──────── Material to process

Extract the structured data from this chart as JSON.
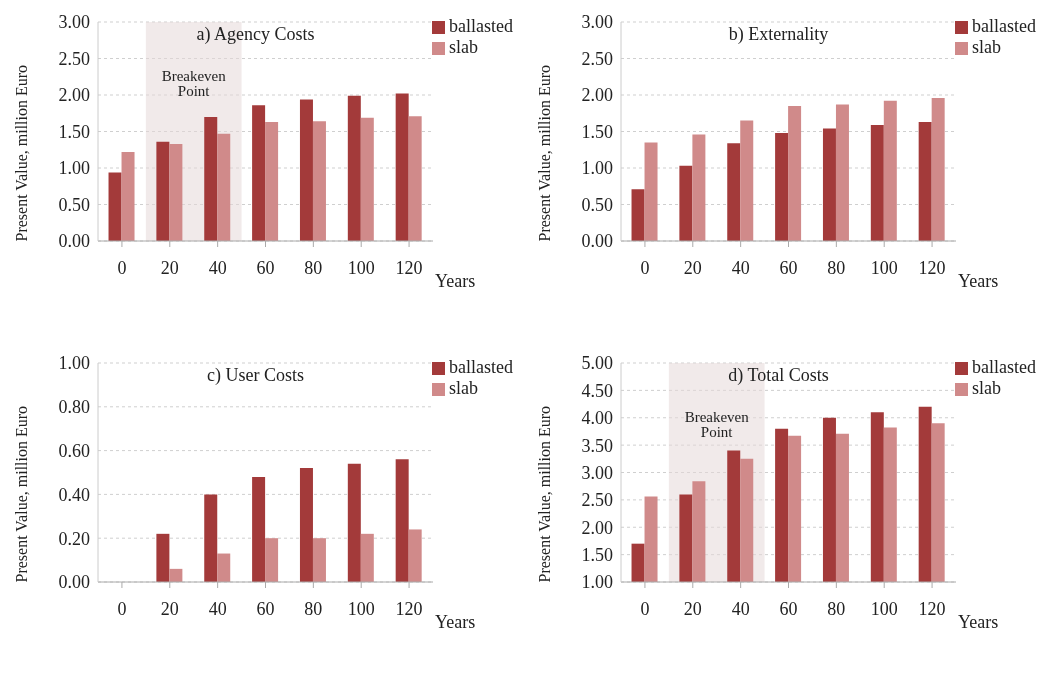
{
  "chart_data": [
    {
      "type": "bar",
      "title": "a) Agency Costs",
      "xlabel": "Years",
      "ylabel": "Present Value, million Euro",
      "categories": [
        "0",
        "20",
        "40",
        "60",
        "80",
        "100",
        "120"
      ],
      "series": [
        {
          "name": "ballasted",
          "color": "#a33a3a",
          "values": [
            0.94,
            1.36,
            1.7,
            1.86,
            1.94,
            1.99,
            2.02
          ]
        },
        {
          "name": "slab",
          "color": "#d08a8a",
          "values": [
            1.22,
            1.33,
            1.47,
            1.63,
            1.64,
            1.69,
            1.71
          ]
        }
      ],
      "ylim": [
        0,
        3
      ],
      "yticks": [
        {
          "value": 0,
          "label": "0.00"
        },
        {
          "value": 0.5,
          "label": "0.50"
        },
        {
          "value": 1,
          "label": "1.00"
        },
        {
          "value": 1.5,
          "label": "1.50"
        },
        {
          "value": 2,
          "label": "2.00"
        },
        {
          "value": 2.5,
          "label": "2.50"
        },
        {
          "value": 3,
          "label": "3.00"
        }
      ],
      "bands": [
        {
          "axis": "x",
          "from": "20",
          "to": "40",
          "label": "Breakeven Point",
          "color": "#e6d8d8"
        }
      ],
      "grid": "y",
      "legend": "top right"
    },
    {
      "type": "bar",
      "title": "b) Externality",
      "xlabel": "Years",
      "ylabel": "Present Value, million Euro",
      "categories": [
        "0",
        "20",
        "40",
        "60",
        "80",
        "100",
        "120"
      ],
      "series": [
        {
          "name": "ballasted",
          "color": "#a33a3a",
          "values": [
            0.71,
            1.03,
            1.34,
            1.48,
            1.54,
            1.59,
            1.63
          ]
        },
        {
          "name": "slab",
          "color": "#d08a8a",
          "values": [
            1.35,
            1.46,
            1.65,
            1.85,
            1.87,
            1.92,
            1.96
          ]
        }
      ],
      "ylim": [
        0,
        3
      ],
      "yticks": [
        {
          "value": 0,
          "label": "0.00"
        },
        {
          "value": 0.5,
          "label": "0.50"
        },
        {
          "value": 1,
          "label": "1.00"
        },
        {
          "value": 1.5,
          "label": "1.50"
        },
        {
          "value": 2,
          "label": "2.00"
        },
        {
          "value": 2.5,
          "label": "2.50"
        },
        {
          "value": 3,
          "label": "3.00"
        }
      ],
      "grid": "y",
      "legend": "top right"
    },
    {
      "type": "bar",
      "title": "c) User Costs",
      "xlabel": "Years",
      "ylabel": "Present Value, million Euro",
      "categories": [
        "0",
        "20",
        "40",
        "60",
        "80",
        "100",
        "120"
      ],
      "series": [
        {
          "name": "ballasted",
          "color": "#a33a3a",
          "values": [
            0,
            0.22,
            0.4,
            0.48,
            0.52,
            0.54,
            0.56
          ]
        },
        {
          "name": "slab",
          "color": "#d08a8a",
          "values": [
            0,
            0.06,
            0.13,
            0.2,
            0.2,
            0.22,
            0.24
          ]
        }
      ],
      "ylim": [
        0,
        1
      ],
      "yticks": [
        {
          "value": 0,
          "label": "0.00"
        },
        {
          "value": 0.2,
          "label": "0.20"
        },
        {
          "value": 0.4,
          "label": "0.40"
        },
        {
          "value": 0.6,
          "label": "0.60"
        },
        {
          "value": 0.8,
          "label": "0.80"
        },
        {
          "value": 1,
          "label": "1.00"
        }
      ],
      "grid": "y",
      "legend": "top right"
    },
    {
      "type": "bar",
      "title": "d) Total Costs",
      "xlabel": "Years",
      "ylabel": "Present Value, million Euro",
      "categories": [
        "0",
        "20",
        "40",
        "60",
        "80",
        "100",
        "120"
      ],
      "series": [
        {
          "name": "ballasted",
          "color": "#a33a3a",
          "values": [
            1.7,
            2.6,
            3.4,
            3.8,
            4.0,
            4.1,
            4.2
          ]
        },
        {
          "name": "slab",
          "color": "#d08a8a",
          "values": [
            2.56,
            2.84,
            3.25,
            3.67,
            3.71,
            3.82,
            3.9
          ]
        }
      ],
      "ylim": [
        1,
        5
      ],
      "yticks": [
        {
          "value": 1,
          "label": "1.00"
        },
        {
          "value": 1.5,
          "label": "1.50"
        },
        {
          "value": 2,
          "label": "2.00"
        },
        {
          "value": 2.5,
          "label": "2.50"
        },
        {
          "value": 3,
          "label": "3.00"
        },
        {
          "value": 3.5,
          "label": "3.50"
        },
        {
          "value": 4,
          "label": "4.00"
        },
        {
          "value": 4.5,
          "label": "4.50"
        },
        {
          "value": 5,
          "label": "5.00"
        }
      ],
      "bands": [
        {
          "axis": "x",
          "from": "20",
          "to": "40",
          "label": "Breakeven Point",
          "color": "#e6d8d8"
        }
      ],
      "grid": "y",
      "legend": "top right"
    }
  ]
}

────────────────

:: Task objective ::
Copy all the entries word for word. Omit any pictures.

:: The response ::
Extract the structured data from this chart as JSON.
{
  "chart_data": [
    {
      "type": "bar",
      "title": "a) Agency Costs",
      "xlabel": "Years",
      "ylabel": "Present Value, million Euro",
      "categories": [
        "0",
        "20",
        "40",
        "60",
        "80",
        "100",
        "120"
      ],
      "series": [
        {
          "name": "ballasted",
          "color": "#a33a3a",
          "values": [
            0.94,
            1.36,
            1.7,
            1.86,
            1.94,
            1.99,
            2.02
          ]
        },
        {
          "name": "slab",
          "color": "#d08a8a",
          "values": [
            1.22,
            1.33,
            1.47,
            1.63,
            1.64,
            1.69,
            1.71
          ]
        }
      ],
      "ylim": [
        0,
        3
      ],
      "yticks": [
        {
          "value": 0,
          "label": "0.00"
        },
        {
          "value": 0.5,
          "label": "0.50"
        },
        {
          "value": 1,
          "label": "1.00"
        },
        {
          "value": 1.5,
          "label": "1.50"
        },
        {
          "value": 2,
          "label": "2.00"
        },
        {
          "value": 2.5,
          "label": "2.50"
        },
        {
          "value": 3,
          "label": "3.00"
        }
      ],
      "bands": [
        {
          "axis": "x",
          "from": "20",
          "to": "40",
          "label": "Breakeven Point",
          "color": "#e6d8d8"
        }
      ],
      "grid": "y",
      "legend": "top right"
    },
    {
      "type": "bar",
      "title": "b) Externality",
      "xlabel": "Years",
      "ylabel": "Present Value, million Euro",
      "categories": [
        "0",
        "20",
        "40",
        "60",
        "80",
        "100",
        "120"
      ],
      "series": [
        {
          "name": "ballasted",
          "color": "#a33a3a",
          "values": [
            0.71,
            1.03,
            1.34,
            1.48,
            1.54,
            1.59,
            1.63
          ]
        },
        {
          "name": "slab",
          "color": "#d08a8a",
          "values": [
            1.35,
            1.46,
            1.65,
            1.85,
            1.87,
            1.92,
            1.96
          ]
        }
      ],
      "ylim": [
        0,
        3
      ],
      "yticks": [
        {
          "value": 0,
          "label": "0.00"
        },
        {
          "value": 0.5,
          "label": "0.50"
        },
        {
          "value": 1,
          "label": "1.00"
        },
        {
          "value": 1.5,
          "label": "1.50"
        },
        {
          "value": 2,
          "label": "2.00"
        },
        {
          "value": 2.5,
          "label": "2.50"
        },
        {
          "value": 3,
          "label": "3.00"
        }
      ],
      "grid": "y",
      "legend": "top right"
    },
    {
      "type": "bar",
      "title": "c) User Costs",
      "xlabel": "Years",
      "ylabel": "Present Value, million Euro",
      "categories": [
        "0",
        "20",
        "40",
        "60",
        "80",
        "100",
        "120"
      ],
      "series": [
        {
          "name": "ballasted",
          "color": "#a33a3a",
          "values": [
            0,
            0.22,
            0.4,
            0.48,
            0.52,
            0.54,
            0.56
          ]
        },
        {
          "name": "slab",
          "color": "#d08a8a",
          "values": [
            0,
            0.06,
            0.13,
            0.2,
            0.2,
            0.22,
            0.24
          ]
        }
      ],
      "ylim": [
        0,
        1
      ],
      "yticks": [
        {
          "value": 0,
          "label": "0.00"
        },
        {
          "value": 0.2,
          "label": "0.20"
        },
        {
          "value": 0.4,
          "label": "0.40"
        },
        {
          "value": 0.6,
          "label": "0.60"
        },
        {
          "value": 0.8,
          "label": "0.80"
        },
        {
          "value": 1,
          "label": "1.00"
        }
      ],
      "grid": "y",
      "legend": "top right"
    },
    {
      "type": "bar",
      "title": "d) Total Costs",
      "xlabel": "Years",
      "ylabel": "Present Value, million Euro",
      "categories": [
        "0",
        "20",
        "40",
        "60",
        "80",
        "100",
        "120"
      ],
      "series": [
        {
          "name": "ballasted",
          "color": "#a33a3a",
          "values": [
            1.7,
            2.6,
            3.4,
            3.8,
            4.0,
            4.1,
            4.2
          ]
        },
        {
          "name": "slab",
          "color": "#d08a8a",
          "values": [
            2.56,
            2.84,
            3.25,
            3.67,
            3.71,
            3.82,
            3.9
          ]
        }
      ],
      "ylim": [
        1,
        5
      ],
      "yticks": [
        {
          "value": 1,
          "label": "1.00"
        },
        {
          "value": 1.5,
          "label": "1.50"
        },
        {
          "value": 2,
          "label": "2.00"
        },
        {
          "value": 2.5,
          "label": "2.50"
        },
        {
          "value": 3,
          "label": "3.00"
        },
        {
          "value": 3.5,
          "label": "3.50"
        },
        {
          "value": 4,
          "label": "4.00"
        },
        {
          "value": 4.5,
          "label": "4.50"
        },
        {
          "value": 5,
          "label": "5.00"
        }
      ],
      "bands": [
        {
          "axis": "x",
          "from": "20",
          "to": "40",
          "label": "Breakeven Point",
          "color": "#e6d8d8"
        }
      ],
      "grid": "y",
      "legend": "top right"
    }
  ]
}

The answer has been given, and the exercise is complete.